> Direction: Every line of the data must be copied exactly.

> Data lines:

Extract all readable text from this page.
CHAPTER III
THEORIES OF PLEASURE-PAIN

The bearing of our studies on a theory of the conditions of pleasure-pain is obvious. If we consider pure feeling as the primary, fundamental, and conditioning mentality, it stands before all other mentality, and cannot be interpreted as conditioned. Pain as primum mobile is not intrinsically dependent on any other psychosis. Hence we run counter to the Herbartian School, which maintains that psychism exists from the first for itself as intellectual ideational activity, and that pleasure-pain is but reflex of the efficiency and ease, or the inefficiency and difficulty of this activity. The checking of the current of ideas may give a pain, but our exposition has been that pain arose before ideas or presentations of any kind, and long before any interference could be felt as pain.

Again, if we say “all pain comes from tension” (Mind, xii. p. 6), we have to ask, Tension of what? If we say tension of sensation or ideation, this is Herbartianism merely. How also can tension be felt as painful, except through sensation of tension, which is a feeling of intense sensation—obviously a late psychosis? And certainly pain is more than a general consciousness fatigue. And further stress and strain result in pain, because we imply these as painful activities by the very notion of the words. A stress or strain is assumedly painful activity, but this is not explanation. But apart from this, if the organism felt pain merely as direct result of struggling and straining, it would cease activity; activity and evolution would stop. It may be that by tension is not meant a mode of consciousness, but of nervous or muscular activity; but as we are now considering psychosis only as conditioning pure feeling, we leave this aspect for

> Written solution:
Extract all readable text from this page.
CHAPTER III
THEORIES OF PLEASURE-PAIN

The bearing of our studies on a theory of the conditions of pleasure-pain is obvious. If we consider pure feeling as the primary, fundamental, and conditioning mentality, it stands before all other mentality, and cannot be interpreted as conditioned. Pain as primum mobile is not intrinsically dependent on any other psychosis. Hence we run counter to the Herbartian School, which maintains that psychism exists from the first for itself as intellectual ideational activity, and that pleasure-pain is but reflex of the efficiency and ease, or the inefficiency and difficulty of this activity. The checking of the current of ideas may give a pain, but our exposition has been that pain arose before ideas or presentations of any kind, and long before any interference could be felt as pain.

Again, if we say “all pain comes from tension” (Mind, xii. p. 6), we have to ask, Tension of what? If we say tension of sensation or ideation, this is Herbartianism merely. How also can tension be felt as painful, except through sensation of tension, which is a feeling of intense sensation—obviously a late psychosis? And certainly pain is more than a general consciousness fatigue. And further stress and strain result in pain, because we imply these as painful activities by the very notion of the words. A stress or strain is assumedly painful activity, but this is not explanation. But apart from this, if the organism felt pain merely as direct result of struggling and straining, it would cease activity; activity and evolution would stop. It may be that by tension is not meant a mode of consciousness, but of nervous or muscular activity; but as we are now considering psychosis only as conditioning pure feeling, we leave this aspect for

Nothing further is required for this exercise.